Written exercise.
Of the lines below, count those containing the word "передачу". Reply with the number alone.

START

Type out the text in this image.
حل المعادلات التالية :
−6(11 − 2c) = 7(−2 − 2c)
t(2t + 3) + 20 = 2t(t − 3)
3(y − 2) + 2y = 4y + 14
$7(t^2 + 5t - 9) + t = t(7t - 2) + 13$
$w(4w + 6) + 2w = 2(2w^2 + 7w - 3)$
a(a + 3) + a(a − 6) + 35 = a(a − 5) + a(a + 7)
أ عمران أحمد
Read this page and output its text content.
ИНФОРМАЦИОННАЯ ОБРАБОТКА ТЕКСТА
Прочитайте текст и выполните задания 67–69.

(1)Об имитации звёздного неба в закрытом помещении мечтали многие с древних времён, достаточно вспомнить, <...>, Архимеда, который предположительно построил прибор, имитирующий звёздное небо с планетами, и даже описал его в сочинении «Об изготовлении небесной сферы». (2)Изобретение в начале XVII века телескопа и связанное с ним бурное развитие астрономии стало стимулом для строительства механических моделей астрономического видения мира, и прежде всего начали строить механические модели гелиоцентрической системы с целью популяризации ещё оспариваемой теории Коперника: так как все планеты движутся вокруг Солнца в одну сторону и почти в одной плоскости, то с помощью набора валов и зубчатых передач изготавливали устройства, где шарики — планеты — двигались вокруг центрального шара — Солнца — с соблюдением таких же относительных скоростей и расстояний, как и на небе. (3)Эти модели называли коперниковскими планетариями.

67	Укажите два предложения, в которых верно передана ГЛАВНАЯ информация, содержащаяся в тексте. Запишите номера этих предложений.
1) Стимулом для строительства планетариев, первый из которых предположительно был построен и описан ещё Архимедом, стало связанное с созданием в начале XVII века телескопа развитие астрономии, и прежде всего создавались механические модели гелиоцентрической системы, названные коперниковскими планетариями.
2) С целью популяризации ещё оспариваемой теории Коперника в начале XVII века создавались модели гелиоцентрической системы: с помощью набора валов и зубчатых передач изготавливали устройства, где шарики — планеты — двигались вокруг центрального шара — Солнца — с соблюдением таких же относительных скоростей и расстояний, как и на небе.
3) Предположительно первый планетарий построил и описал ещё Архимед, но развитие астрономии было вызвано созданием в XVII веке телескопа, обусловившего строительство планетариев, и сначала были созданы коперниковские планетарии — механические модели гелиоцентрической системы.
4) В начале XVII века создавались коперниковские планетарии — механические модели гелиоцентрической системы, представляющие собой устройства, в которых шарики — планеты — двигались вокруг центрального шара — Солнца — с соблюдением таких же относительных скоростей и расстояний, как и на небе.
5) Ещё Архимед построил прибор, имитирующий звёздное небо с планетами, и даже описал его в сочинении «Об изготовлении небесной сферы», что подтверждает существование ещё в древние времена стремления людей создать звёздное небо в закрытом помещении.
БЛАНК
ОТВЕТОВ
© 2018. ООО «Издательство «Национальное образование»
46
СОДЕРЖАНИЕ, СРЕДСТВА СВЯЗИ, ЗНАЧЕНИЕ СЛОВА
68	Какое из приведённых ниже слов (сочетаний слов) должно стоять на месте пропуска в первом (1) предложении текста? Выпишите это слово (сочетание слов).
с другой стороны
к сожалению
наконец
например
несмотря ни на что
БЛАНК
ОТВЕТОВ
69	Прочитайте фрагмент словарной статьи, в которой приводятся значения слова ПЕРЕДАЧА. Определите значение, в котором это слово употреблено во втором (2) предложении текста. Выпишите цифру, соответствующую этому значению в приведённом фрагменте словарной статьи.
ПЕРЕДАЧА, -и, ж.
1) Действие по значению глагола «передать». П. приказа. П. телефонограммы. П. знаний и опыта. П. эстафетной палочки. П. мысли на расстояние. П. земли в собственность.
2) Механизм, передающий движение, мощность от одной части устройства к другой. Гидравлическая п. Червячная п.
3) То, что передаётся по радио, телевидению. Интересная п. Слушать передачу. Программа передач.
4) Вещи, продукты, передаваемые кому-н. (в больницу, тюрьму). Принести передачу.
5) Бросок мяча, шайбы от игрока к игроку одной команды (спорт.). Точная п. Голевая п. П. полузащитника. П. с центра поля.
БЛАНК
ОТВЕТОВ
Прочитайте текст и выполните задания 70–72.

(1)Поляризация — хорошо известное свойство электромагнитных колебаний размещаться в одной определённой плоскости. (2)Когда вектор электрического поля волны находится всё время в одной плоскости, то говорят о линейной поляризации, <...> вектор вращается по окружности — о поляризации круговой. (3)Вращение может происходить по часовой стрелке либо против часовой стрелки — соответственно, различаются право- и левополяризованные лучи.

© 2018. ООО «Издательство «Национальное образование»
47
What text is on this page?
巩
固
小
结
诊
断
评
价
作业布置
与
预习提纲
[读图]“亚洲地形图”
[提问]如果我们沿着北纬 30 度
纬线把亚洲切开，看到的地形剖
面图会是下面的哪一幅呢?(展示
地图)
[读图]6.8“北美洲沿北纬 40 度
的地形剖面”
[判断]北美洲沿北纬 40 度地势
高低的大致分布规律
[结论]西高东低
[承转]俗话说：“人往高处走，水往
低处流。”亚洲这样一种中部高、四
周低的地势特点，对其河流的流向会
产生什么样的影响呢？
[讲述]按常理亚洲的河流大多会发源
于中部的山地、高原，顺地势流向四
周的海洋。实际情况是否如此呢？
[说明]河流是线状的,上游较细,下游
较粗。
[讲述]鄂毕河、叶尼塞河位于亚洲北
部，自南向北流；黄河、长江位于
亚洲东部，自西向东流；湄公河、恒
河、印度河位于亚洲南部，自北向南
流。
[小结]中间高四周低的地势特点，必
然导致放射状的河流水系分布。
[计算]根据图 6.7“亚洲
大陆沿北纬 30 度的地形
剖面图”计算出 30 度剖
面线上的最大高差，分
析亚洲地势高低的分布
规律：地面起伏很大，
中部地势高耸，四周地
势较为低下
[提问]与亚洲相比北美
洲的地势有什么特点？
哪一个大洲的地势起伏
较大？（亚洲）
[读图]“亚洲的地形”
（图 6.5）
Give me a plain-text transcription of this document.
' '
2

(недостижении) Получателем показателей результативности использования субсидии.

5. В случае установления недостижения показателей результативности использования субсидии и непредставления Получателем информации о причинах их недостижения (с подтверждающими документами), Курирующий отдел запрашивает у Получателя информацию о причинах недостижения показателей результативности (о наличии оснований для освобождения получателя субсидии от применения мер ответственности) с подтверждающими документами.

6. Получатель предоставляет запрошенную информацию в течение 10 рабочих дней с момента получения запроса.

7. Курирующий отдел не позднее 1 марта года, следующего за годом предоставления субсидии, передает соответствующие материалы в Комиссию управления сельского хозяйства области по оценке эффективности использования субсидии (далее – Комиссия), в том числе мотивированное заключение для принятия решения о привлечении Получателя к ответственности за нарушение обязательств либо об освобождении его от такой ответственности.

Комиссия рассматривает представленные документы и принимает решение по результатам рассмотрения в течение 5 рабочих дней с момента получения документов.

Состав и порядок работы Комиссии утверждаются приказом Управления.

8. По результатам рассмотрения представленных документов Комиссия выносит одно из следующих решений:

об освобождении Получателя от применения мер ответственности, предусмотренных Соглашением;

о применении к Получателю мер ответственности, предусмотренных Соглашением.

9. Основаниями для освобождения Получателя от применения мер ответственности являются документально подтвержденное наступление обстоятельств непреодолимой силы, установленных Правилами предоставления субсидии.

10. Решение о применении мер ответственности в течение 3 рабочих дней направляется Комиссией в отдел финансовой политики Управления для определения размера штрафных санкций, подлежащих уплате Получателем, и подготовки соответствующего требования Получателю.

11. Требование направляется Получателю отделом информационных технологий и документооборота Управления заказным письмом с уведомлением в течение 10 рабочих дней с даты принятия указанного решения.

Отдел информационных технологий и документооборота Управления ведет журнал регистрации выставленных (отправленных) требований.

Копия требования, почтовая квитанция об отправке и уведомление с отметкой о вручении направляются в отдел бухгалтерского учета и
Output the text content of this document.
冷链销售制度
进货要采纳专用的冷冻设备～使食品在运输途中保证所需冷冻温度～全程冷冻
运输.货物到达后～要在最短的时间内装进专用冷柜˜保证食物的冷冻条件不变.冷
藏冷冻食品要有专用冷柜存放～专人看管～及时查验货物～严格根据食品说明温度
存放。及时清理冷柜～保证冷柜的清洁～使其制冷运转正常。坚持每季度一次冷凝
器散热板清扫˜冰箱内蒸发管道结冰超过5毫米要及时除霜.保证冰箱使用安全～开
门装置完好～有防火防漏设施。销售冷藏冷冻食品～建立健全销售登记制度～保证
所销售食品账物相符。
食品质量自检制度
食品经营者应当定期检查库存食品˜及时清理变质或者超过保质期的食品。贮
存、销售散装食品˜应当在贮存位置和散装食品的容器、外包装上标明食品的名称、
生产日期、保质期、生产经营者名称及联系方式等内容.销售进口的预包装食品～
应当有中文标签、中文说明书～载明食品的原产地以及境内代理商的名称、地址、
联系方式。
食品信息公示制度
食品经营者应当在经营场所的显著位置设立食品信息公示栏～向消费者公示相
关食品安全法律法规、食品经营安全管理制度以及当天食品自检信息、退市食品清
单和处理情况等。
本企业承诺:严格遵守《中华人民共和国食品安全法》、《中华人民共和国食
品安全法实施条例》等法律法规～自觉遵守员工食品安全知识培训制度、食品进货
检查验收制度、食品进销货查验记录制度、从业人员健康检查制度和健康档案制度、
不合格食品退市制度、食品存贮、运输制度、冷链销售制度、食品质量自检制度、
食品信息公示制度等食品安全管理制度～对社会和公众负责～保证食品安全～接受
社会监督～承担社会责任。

END

The completed task.
2